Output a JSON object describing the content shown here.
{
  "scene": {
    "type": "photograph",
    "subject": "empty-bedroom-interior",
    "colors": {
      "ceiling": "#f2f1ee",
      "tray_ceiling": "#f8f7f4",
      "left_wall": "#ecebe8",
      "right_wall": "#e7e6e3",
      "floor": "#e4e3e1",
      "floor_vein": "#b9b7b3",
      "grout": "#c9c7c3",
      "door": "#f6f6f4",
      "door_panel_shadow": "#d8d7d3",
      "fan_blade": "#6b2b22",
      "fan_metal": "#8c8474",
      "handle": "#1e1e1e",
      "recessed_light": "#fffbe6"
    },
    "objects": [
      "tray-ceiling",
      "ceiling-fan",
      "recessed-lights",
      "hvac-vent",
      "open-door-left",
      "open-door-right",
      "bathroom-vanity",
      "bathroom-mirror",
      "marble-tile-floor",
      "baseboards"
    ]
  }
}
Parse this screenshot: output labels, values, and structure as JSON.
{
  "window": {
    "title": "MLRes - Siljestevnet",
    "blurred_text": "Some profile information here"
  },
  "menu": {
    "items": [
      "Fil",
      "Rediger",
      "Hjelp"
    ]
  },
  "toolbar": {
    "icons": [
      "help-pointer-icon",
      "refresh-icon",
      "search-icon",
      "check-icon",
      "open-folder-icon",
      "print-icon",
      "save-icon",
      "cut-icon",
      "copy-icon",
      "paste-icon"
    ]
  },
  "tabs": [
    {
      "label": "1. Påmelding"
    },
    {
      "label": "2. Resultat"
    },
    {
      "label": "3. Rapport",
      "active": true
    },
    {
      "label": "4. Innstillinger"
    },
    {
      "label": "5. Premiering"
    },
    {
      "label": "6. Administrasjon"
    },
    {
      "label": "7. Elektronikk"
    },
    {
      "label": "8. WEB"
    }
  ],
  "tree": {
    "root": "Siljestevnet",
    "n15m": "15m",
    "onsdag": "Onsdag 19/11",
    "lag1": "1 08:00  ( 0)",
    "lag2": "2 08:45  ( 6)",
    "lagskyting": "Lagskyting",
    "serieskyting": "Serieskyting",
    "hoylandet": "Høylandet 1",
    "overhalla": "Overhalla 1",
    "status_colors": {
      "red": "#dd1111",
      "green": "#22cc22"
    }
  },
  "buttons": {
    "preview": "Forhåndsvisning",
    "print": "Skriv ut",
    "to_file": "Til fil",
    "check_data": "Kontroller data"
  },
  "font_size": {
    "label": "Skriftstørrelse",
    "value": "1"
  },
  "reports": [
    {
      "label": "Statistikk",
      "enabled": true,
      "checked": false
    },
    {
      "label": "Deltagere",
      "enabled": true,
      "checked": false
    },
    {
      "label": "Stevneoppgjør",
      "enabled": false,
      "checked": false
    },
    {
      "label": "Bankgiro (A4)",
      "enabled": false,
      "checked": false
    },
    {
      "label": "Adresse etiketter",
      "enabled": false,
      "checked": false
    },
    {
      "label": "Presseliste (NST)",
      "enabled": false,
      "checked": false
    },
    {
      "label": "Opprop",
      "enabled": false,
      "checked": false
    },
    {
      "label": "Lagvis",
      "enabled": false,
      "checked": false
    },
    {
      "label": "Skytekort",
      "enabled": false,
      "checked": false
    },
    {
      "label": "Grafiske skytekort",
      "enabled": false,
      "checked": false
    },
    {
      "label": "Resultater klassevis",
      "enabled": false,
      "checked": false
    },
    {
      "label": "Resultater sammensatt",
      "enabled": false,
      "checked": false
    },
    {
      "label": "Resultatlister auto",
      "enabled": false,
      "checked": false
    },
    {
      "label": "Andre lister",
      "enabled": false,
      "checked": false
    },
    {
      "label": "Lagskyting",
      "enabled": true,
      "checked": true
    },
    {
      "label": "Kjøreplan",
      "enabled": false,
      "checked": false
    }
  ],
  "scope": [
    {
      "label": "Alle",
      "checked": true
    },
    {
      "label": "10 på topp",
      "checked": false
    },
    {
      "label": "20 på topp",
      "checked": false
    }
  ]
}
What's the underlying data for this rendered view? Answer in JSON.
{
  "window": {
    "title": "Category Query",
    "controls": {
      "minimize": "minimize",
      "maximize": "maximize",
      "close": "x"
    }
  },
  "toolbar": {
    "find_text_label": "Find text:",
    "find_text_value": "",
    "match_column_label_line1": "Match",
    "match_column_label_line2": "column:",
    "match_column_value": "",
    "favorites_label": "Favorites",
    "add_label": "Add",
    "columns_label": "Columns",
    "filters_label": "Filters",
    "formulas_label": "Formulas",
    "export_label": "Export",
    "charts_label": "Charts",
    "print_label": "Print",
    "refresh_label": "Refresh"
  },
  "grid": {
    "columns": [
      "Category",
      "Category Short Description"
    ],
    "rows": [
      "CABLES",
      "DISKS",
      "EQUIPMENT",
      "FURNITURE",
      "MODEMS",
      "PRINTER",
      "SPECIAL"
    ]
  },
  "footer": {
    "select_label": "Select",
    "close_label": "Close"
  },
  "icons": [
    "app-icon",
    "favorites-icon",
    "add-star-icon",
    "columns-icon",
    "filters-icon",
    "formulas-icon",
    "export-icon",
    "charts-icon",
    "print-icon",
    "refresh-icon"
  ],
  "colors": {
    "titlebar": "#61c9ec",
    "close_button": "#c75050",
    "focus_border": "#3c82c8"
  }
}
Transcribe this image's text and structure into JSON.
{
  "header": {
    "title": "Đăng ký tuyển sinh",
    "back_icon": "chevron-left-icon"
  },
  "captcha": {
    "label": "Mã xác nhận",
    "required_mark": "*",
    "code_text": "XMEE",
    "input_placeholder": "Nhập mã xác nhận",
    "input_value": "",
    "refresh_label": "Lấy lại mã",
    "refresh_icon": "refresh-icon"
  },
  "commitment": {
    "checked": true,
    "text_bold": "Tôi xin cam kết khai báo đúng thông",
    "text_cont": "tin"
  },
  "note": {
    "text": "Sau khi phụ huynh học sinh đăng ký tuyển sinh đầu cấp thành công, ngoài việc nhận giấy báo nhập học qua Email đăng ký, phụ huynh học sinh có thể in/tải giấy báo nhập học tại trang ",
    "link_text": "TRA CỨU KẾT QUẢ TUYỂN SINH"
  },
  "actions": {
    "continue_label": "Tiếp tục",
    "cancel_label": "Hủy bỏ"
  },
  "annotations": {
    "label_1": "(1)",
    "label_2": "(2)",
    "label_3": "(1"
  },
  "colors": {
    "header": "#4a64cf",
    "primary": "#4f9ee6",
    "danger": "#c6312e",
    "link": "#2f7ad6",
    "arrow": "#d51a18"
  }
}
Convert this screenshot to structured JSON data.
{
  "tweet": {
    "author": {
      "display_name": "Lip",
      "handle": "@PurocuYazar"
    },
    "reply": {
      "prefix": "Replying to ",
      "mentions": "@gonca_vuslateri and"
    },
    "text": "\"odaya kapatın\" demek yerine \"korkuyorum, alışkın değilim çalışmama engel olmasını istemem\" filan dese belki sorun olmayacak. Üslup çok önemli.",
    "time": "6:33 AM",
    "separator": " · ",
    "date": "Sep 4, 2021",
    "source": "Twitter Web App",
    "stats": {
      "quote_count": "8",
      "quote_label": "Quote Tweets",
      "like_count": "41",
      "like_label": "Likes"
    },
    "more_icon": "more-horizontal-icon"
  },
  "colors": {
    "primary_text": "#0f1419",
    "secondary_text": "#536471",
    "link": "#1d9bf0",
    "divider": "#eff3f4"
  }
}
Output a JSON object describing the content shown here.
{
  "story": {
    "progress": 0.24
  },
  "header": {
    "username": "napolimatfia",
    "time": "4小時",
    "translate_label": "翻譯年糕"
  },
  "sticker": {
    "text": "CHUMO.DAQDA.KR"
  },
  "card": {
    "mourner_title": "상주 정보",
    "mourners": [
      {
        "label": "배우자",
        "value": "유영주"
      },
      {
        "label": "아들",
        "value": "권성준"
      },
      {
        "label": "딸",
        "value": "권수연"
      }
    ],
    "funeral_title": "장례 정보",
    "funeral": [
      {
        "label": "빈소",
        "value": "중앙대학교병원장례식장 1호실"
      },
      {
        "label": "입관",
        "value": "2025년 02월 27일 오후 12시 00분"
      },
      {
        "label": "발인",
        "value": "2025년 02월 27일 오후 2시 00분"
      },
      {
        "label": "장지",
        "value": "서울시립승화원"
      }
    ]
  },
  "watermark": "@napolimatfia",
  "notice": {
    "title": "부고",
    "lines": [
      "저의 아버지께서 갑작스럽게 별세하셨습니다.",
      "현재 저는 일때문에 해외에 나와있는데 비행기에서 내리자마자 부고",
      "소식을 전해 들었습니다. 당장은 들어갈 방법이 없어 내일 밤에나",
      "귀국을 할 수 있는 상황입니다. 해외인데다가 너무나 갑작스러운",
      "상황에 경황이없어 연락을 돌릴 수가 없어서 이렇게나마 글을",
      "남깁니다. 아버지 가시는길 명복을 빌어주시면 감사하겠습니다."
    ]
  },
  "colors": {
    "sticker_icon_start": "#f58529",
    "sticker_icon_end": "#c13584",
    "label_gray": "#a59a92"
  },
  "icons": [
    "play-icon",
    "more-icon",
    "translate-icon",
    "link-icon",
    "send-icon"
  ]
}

****************************************

## Task statement
In the lines above, locate the string "JSON". Copy every line where it occurs.

## Output of the exercise
Output a JSON object describing the content shown here.
Parse this screenshot: output labels, values, and structure as JSON.
What's the underlying data for this rendered view? Answer in JSON.
Transcribe this image's text and structure into JSON.
Convert this screenshot to structured JSON data.
Output a JSON object describing the content shown here.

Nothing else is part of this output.